**TASK DIRECTIONS**
Determine how many lines include the word "JSON", then give that number and nothing more.

Chart and figure data:
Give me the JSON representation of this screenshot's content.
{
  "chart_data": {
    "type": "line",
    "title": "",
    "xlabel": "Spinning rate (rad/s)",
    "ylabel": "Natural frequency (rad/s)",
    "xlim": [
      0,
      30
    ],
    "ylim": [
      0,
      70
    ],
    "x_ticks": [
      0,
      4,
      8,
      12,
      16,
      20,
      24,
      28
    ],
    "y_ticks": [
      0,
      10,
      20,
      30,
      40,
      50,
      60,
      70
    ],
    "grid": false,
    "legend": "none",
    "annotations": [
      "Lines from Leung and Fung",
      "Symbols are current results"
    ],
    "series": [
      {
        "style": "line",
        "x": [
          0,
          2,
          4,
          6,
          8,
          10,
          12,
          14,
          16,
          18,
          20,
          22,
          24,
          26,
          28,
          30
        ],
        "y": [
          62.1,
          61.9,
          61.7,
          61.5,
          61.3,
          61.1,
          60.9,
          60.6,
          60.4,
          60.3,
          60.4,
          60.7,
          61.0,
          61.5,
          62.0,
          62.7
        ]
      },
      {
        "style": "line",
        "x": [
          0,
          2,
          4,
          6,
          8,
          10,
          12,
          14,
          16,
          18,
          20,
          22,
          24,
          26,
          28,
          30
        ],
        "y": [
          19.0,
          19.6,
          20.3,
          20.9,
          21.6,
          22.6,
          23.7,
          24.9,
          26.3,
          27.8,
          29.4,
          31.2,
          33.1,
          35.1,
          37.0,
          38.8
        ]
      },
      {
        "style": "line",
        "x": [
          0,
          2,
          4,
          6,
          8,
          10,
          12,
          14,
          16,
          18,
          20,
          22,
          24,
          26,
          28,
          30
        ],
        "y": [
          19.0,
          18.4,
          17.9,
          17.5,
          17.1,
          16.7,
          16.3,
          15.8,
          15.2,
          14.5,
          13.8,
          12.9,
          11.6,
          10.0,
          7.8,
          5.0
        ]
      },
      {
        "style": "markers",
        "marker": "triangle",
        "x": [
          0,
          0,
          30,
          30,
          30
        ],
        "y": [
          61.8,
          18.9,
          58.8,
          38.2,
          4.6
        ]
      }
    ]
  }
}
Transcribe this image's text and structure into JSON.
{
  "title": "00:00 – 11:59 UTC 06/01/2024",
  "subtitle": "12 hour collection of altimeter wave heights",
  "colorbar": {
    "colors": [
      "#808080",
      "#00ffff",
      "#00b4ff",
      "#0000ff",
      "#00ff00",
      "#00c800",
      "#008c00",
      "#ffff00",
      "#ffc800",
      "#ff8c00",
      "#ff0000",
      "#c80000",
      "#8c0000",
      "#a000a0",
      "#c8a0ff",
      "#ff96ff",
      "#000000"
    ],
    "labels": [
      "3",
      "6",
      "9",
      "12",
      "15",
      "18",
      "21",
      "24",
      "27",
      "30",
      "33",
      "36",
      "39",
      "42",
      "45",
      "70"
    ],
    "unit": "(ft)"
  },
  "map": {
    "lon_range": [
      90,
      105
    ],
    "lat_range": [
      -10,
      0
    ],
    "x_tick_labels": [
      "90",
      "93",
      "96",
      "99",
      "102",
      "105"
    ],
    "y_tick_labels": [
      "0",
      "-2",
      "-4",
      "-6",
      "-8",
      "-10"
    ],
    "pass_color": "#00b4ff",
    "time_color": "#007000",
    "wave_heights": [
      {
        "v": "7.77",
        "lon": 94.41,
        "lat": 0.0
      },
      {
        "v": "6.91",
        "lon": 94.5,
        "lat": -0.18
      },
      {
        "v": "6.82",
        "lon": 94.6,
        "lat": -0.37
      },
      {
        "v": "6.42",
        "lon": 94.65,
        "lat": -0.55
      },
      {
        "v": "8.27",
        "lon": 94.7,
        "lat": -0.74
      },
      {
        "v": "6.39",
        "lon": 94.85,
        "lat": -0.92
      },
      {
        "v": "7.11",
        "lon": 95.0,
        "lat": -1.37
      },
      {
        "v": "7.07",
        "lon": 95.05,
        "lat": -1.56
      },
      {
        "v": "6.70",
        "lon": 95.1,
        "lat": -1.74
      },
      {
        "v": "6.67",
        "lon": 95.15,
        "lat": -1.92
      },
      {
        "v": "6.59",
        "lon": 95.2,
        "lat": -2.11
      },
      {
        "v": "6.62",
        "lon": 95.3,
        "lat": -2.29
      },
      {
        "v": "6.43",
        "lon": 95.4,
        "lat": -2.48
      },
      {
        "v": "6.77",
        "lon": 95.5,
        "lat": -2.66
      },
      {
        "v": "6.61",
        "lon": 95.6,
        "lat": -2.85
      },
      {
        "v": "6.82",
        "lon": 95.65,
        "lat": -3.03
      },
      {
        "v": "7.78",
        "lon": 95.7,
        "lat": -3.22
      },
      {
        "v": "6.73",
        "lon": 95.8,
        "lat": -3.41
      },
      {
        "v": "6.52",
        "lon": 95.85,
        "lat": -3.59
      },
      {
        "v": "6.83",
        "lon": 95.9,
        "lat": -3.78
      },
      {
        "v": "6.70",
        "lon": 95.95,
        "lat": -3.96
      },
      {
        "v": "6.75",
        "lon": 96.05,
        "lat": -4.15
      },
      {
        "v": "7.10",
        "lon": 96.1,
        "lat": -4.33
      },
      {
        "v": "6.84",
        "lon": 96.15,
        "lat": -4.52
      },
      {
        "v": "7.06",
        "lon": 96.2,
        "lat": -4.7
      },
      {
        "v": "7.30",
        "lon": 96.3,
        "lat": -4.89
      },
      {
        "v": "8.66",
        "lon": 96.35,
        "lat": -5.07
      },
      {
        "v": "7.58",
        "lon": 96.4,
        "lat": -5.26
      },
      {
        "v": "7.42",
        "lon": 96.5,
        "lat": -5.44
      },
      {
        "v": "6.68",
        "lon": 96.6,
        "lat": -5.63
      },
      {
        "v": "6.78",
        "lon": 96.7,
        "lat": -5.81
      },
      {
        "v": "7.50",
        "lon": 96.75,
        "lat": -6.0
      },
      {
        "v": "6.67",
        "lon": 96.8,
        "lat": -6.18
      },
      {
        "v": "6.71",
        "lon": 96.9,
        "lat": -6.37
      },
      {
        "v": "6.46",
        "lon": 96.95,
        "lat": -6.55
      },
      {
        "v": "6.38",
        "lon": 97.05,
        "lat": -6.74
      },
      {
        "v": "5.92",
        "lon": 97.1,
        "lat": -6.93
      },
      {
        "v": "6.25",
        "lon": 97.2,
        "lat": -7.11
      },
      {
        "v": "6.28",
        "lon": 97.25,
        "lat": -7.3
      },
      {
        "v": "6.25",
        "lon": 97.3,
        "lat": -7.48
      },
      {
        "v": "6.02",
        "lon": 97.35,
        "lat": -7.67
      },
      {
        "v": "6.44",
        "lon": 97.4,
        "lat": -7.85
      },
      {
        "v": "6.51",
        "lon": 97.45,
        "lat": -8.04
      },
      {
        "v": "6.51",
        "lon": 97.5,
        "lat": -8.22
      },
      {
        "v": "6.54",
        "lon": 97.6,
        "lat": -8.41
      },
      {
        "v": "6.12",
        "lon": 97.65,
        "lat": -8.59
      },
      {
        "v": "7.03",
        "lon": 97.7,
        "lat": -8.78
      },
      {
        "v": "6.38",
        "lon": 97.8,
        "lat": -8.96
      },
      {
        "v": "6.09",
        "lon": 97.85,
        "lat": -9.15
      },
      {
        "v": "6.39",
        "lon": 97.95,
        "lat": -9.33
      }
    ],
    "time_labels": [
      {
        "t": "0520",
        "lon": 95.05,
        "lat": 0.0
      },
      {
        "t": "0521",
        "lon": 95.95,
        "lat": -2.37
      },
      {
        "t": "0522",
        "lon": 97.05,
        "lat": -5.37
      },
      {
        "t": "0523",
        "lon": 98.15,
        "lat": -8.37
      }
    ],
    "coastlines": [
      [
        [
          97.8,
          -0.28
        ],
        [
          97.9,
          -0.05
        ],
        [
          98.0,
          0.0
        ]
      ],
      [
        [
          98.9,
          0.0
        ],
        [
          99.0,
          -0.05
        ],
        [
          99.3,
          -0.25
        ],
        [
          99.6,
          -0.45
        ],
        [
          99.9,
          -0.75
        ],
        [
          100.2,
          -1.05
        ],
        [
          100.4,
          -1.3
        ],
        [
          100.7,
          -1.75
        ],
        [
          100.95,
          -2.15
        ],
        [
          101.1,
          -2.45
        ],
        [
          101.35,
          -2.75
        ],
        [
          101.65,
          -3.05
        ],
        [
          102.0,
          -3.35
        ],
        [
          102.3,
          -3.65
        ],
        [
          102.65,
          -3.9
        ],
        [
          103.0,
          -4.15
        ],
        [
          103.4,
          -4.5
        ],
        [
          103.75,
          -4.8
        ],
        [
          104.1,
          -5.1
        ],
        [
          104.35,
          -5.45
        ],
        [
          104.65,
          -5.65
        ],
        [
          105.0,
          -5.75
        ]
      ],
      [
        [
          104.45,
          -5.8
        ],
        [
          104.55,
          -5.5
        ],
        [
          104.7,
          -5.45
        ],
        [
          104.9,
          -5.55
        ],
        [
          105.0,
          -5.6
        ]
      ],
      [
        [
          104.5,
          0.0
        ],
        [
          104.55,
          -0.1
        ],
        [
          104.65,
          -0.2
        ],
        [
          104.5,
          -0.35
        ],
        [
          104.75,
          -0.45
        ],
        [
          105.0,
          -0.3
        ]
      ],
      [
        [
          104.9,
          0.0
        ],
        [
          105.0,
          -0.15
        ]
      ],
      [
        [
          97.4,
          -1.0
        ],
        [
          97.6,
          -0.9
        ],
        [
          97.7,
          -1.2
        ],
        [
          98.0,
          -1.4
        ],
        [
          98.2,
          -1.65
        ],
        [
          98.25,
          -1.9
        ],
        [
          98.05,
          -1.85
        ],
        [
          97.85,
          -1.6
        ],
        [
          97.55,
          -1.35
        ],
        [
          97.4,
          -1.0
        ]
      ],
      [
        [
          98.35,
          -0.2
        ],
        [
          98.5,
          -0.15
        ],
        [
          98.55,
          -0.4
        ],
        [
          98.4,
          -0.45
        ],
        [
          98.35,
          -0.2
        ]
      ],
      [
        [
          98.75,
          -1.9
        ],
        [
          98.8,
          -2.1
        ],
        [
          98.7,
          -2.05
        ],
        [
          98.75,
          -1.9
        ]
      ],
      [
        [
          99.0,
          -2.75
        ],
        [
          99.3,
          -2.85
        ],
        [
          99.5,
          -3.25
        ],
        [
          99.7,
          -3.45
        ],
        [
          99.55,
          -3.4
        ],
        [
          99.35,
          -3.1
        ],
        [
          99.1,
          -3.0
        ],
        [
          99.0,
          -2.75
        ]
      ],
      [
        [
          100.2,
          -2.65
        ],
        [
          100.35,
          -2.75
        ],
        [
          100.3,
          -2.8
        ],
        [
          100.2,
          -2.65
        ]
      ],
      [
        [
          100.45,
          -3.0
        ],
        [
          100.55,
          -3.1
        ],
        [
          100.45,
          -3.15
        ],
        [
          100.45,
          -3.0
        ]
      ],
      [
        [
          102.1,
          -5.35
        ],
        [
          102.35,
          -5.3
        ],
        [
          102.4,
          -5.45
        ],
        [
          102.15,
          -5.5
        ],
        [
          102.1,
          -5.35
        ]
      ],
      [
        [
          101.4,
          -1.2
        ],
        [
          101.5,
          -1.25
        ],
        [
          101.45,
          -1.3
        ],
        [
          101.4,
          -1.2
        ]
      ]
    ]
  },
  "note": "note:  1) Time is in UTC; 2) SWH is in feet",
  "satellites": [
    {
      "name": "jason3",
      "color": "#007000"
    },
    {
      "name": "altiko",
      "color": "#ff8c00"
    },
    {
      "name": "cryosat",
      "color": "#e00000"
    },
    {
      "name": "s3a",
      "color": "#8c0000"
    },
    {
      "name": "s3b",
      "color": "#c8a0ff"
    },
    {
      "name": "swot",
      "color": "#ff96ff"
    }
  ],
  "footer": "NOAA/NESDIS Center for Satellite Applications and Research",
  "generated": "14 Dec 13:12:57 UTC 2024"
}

**ANSWER BELOW**
2